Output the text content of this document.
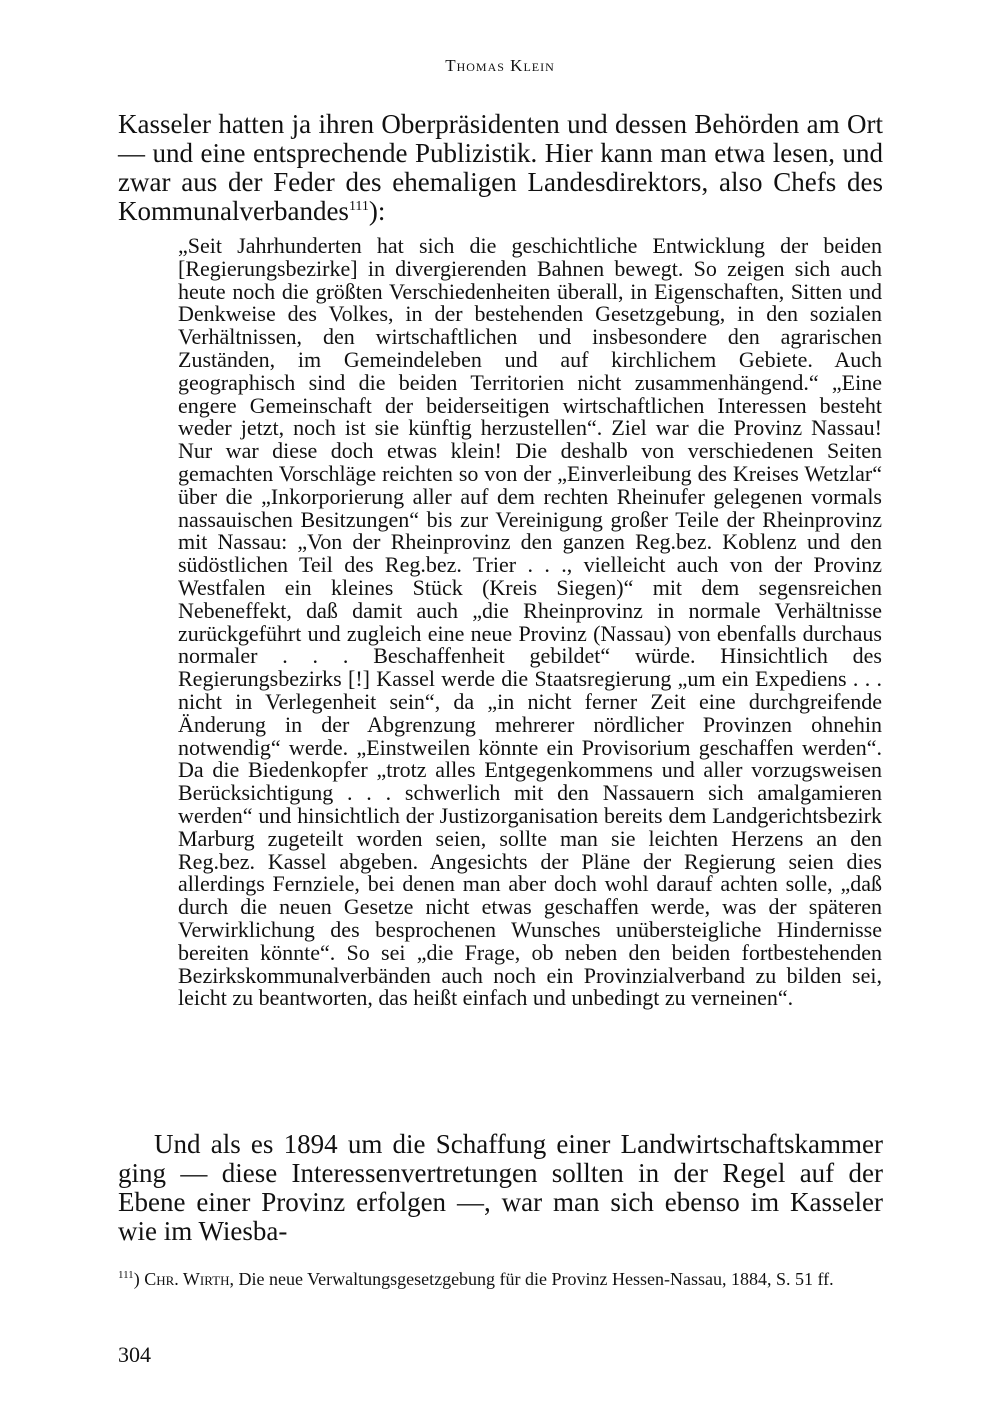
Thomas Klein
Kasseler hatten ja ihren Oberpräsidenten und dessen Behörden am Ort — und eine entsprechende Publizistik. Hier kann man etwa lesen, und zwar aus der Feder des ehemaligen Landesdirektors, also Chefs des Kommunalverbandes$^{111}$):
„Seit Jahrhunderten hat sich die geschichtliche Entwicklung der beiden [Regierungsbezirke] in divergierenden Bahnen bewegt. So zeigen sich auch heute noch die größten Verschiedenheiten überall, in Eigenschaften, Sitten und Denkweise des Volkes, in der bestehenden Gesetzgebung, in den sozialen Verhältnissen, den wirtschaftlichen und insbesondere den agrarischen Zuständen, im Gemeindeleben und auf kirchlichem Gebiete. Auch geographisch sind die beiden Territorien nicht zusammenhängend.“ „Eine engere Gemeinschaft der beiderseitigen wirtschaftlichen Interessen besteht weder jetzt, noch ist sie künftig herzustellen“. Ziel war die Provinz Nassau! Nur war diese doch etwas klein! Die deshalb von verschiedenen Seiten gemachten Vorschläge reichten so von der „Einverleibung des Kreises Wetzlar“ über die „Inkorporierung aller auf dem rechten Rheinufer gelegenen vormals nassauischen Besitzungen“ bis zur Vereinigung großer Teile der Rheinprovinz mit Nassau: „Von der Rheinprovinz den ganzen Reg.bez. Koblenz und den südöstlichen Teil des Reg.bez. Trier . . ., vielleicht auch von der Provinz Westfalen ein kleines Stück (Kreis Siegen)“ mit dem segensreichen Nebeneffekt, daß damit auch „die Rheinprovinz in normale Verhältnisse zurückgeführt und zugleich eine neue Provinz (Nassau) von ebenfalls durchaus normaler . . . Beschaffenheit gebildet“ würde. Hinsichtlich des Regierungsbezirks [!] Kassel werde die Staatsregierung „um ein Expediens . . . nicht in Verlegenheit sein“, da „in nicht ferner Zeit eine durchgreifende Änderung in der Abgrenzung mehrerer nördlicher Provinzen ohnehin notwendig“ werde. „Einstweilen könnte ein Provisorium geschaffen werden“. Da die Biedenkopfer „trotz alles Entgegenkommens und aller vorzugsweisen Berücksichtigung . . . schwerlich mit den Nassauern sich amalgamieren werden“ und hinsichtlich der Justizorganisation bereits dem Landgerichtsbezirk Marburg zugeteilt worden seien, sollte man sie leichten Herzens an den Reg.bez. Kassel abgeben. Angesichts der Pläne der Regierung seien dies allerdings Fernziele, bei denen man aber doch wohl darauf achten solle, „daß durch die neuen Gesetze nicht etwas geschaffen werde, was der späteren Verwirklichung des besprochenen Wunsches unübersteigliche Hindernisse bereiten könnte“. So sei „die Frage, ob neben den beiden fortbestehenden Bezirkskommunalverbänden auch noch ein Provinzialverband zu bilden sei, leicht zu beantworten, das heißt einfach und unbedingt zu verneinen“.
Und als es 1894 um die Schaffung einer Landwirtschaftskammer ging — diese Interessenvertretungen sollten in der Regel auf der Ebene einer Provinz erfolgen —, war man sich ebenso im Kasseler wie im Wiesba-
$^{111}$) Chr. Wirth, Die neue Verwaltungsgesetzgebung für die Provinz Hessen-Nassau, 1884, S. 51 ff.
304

---

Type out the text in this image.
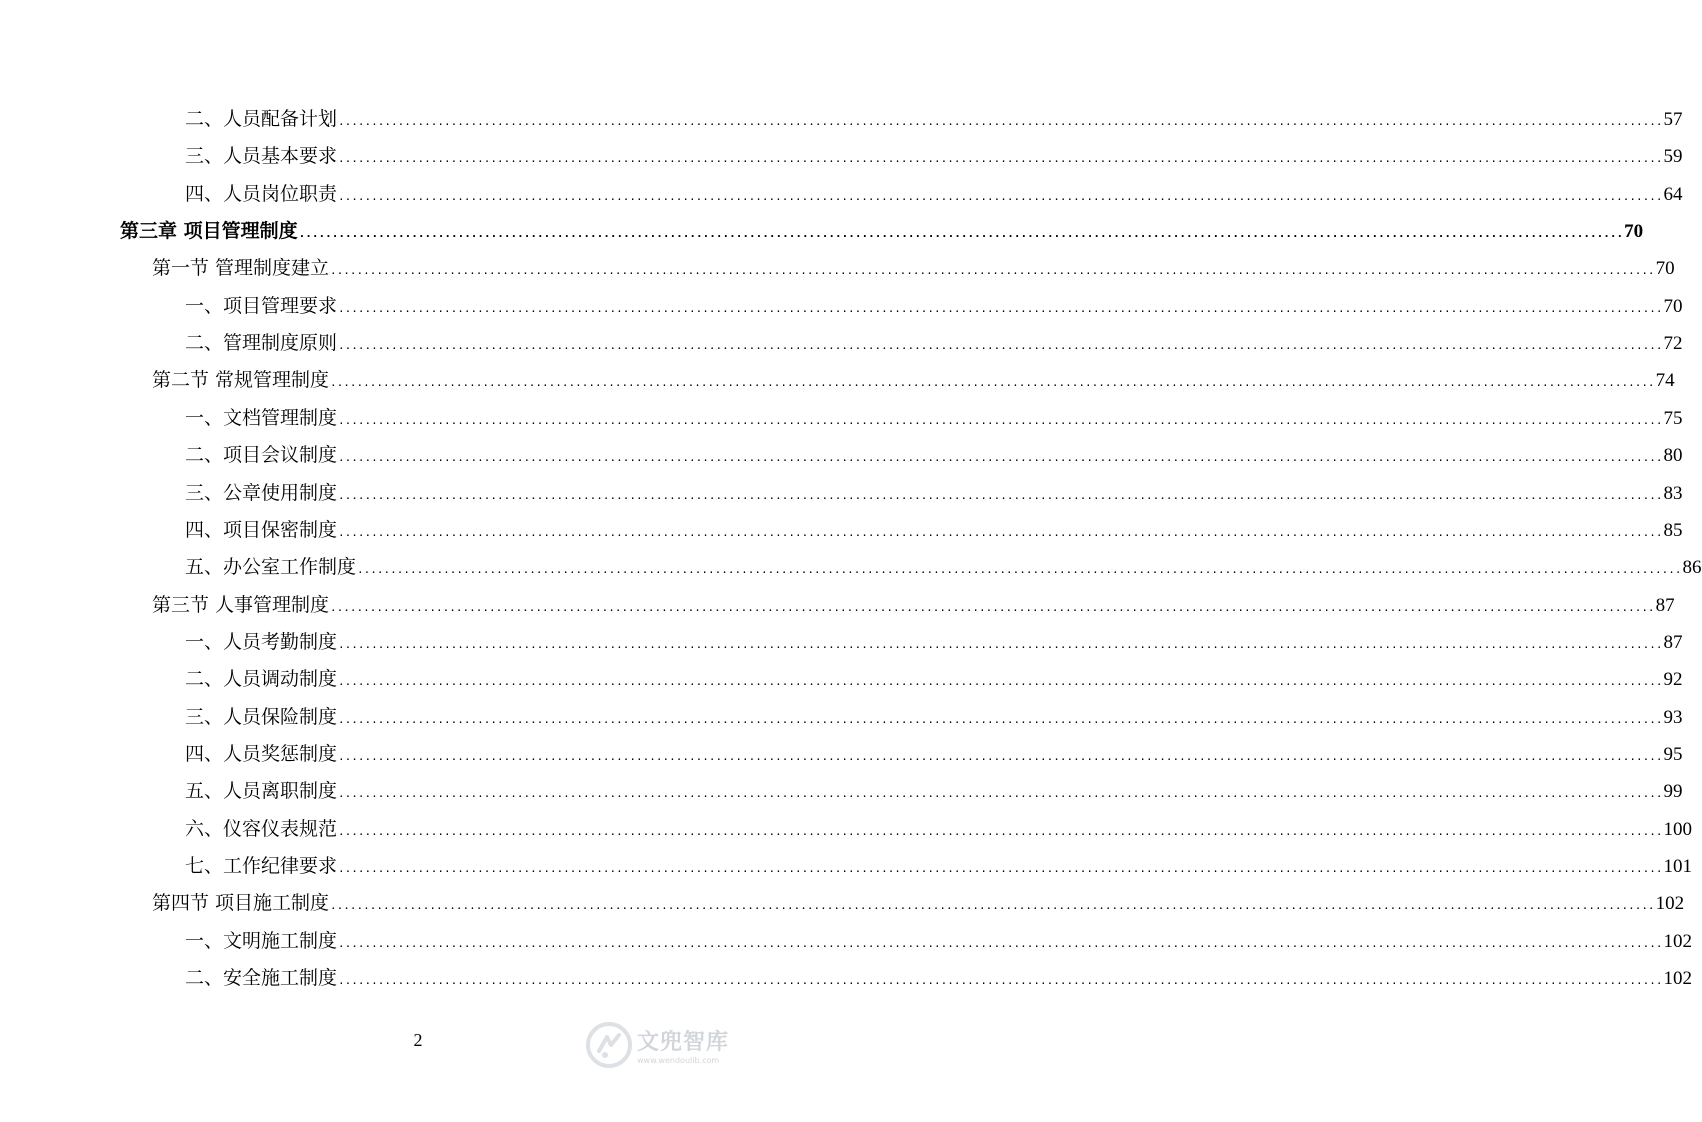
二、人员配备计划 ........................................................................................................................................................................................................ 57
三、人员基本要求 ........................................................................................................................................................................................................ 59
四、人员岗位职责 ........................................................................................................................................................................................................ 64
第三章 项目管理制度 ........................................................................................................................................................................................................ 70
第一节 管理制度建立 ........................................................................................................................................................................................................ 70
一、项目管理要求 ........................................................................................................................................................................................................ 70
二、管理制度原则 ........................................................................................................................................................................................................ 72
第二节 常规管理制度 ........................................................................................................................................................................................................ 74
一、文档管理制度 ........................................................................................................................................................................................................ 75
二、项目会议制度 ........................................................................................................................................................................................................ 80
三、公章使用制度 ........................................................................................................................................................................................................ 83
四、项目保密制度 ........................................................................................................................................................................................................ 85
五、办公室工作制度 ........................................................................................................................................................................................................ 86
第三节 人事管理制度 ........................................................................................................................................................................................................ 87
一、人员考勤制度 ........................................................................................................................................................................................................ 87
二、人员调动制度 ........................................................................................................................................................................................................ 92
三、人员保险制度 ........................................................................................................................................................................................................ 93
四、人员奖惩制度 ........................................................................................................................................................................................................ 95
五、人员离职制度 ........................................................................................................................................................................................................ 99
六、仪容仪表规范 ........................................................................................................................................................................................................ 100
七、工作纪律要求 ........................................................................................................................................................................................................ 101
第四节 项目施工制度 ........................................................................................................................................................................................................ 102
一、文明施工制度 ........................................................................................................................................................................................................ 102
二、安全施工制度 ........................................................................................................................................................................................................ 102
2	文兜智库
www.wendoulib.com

...

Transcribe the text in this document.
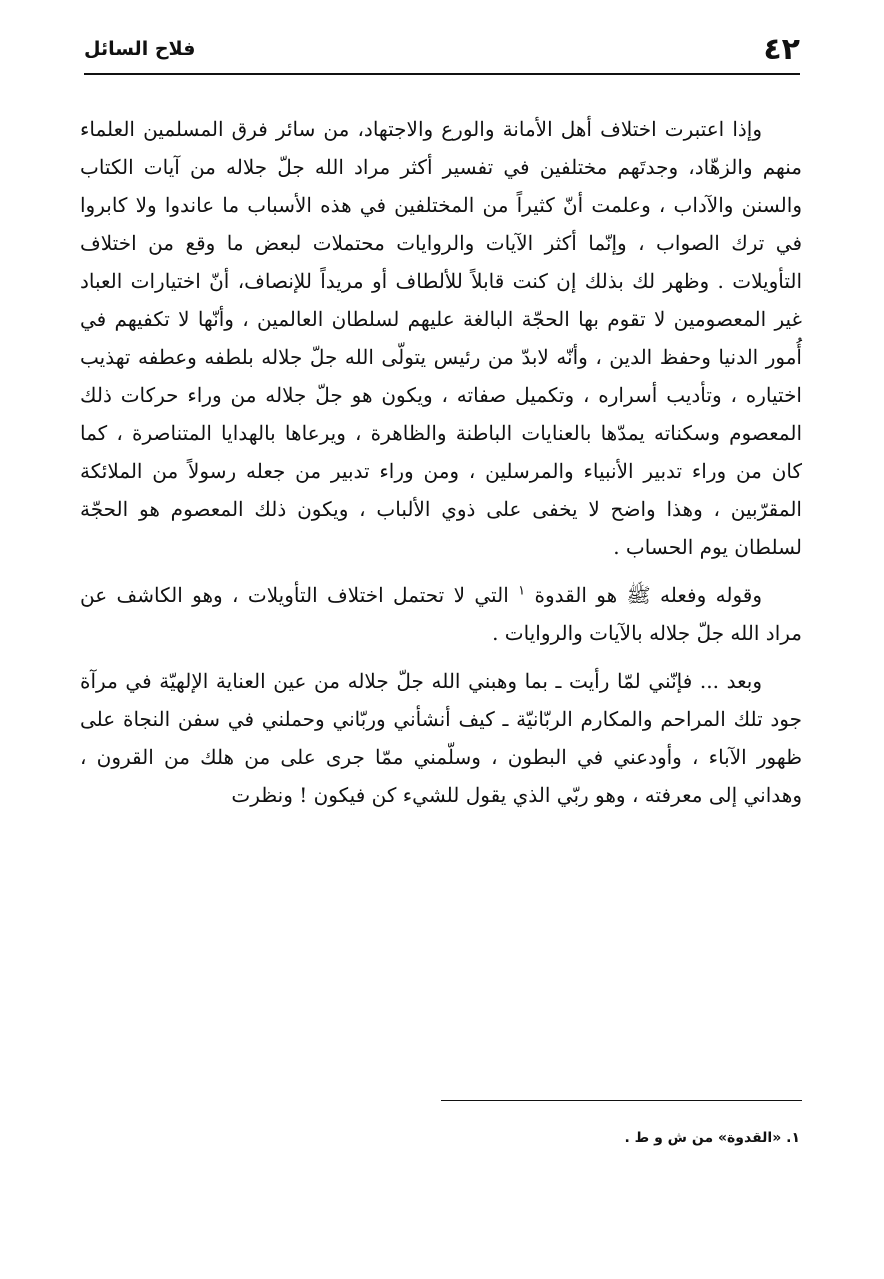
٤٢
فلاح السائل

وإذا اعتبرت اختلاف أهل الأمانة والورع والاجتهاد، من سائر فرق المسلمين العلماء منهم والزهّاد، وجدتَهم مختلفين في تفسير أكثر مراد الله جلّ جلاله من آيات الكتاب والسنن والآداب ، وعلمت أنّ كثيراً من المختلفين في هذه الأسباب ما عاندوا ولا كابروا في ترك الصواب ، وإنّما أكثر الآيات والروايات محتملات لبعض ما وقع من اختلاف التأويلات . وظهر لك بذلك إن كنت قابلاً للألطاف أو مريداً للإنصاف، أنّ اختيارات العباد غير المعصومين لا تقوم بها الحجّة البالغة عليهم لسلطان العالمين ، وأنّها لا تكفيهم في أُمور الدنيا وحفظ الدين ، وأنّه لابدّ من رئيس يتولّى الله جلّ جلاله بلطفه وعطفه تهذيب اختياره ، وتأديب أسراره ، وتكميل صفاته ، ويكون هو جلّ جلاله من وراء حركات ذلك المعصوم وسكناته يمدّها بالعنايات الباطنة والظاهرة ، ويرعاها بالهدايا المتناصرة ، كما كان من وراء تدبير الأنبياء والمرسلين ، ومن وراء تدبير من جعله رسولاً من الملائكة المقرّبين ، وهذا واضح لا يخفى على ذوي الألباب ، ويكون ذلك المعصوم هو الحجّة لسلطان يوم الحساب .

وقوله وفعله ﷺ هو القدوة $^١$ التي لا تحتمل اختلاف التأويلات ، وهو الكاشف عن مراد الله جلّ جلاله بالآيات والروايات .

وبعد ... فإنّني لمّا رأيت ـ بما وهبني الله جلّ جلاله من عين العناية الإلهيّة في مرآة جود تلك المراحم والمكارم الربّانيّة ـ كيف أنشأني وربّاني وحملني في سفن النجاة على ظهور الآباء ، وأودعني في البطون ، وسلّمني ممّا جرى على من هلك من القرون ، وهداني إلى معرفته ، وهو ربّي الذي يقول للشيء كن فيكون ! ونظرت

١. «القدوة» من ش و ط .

Requirements: Identify and extract each line of the listing that contains "this".

Output:
Output the text content of this document.
Type out the text in this image.
Transcribe the text in this document.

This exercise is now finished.